▶ [EXERCISE PROMPT]: Where a line holds the word "amplitude", copy that line.

▶ [INPUT DATA]:

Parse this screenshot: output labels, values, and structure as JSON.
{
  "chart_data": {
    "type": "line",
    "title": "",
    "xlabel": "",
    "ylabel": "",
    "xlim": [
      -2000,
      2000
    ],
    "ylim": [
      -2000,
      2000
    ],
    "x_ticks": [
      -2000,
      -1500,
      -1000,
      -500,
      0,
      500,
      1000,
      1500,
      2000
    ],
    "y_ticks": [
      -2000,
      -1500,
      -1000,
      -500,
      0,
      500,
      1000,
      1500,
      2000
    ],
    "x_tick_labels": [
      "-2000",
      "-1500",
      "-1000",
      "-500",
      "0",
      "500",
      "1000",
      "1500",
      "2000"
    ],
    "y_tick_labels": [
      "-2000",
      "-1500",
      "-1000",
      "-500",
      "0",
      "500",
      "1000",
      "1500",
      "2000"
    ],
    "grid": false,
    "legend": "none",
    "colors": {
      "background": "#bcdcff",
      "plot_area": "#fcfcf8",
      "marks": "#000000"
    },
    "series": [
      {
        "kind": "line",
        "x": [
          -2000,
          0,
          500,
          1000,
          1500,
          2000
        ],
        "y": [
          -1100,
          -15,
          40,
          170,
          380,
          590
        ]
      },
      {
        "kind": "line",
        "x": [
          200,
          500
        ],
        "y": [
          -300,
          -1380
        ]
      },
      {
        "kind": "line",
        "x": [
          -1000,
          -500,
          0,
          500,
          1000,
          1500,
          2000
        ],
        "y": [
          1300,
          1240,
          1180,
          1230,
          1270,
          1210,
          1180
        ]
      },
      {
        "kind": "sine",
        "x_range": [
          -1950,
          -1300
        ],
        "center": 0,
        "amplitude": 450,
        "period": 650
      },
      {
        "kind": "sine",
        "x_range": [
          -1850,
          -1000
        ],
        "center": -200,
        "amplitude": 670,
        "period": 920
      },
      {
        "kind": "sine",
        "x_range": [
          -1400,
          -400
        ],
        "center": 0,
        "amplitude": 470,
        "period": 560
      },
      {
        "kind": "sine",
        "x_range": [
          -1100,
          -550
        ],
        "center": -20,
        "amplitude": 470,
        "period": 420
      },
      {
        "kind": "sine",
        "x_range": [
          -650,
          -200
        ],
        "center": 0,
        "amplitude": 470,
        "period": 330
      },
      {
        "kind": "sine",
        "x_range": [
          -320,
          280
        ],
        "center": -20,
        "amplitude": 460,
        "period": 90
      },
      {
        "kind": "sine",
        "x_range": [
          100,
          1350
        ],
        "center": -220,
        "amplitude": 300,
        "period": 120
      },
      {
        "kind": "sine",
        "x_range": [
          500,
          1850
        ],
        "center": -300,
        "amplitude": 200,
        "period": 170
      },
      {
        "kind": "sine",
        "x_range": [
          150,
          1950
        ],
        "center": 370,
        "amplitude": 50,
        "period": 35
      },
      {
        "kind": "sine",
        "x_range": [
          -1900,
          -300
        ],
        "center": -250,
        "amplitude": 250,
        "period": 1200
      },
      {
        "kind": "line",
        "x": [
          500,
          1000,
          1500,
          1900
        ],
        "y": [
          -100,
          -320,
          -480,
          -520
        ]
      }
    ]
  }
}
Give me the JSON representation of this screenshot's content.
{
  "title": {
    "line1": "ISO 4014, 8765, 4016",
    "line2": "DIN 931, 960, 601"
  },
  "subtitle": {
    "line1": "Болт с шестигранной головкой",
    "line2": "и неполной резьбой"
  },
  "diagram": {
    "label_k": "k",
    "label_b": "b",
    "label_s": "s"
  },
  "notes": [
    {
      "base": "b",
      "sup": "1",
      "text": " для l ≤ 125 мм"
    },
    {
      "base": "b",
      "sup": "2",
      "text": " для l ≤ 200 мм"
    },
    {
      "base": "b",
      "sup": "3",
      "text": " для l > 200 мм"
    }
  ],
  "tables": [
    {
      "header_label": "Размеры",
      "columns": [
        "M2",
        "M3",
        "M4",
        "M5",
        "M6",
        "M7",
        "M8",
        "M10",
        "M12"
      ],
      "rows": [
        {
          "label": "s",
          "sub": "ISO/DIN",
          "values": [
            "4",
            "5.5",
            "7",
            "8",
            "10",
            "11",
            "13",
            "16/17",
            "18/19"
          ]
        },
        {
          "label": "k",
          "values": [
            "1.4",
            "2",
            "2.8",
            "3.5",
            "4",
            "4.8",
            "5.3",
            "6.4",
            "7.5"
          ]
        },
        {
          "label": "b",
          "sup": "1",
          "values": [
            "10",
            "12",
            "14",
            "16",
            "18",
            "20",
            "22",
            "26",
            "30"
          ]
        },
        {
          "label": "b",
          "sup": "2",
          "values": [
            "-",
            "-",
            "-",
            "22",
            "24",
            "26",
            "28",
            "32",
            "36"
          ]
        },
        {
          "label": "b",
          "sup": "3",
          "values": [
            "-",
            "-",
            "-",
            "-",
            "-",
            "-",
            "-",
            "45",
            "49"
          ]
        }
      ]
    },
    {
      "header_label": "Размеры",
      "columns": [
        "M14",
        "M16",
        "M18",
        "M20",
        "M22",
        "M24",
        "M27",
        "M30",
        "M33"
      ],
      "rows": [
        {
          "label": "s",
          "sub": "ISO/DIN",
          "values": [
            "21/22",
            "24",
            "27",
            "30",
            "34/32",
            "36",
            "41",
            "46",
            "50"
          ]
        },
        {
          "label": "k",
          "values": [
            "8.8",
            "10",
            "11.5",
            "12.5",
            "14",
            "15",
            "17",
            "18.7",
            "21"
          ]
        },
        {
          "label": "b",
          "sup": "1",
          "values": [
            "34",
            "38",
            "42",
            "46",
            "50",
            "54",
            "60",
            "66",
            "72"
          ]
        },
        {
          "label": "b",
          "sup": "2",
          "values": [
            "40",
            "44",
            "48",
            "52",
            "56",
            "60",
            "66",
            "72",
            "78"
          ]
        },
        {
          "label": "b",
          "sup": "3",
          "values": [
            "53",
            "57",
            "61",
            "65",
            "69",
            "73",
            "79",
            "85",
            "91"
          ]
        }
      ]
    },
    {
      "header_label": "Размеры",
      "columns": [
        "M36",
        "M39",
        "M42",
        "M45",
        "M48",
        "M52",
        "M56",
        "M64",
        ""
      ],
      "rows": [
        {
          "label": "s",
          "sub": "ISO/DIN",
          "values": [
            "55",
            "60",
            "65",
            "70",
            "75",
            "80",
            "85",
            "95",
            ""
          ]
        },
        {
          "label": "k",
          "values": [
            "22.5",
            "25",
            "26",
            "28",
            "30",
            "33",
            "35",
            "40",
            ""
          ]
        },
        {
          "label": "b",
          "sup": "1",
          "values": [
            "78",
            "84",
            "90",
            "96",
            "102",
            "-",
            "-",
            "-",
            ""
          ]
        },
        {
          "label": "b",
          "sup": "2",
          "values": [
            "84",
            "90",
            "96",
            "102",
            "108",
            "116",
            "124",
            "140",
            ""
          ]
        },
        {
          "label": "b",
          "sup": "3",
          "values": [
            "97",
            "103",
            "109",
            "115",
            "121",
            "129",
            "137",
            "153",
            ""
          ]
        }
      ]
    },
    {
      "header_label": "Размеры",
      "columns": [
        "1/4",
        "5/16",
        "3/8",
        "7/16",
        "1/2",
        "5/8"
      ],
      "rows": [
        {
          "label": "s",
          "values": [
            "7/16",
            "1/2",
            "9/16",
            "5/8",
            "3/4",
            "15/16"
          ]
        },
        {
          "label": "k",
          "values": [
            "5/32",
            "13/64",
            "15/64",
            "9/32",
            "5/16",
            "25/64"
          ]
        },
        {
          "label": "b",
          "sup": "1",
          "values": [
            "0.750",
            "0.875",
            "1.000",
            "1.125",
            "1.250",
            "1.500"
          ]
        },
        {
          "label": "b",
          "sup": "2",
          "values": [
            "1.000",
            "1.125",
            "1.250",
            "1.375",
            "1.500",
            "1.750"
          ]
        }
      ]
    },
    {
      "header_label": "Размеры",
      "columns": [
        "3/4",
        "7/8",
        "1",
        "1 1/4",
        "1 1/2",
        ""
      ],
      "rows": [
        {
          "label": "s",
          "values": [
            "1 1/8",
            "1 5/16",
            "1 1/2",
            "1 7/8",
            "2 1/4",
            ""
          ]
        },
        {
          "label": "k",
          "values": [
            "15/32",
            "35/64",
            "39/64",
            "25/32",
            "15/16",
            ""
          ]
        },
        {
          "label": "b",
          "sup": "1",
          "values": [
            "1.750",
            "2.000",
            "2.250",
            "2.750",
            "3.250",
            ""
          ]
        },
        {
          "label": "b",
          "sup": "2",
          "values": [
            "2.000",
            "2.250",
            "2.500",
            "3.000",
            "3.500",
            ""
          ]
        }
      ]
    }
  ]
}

▶ [WRITTEN SOLUTION]:
        "amplitude": 450,
        "amplitude": 670,
        "amplitude": 470,
        "amplitude": 470,
        "amplitude": 470,
        "amplitude": 460,
        "amplitude": 300,
        "amplitude": 200,
        "amplitude": 50,
        "amplitude": 250,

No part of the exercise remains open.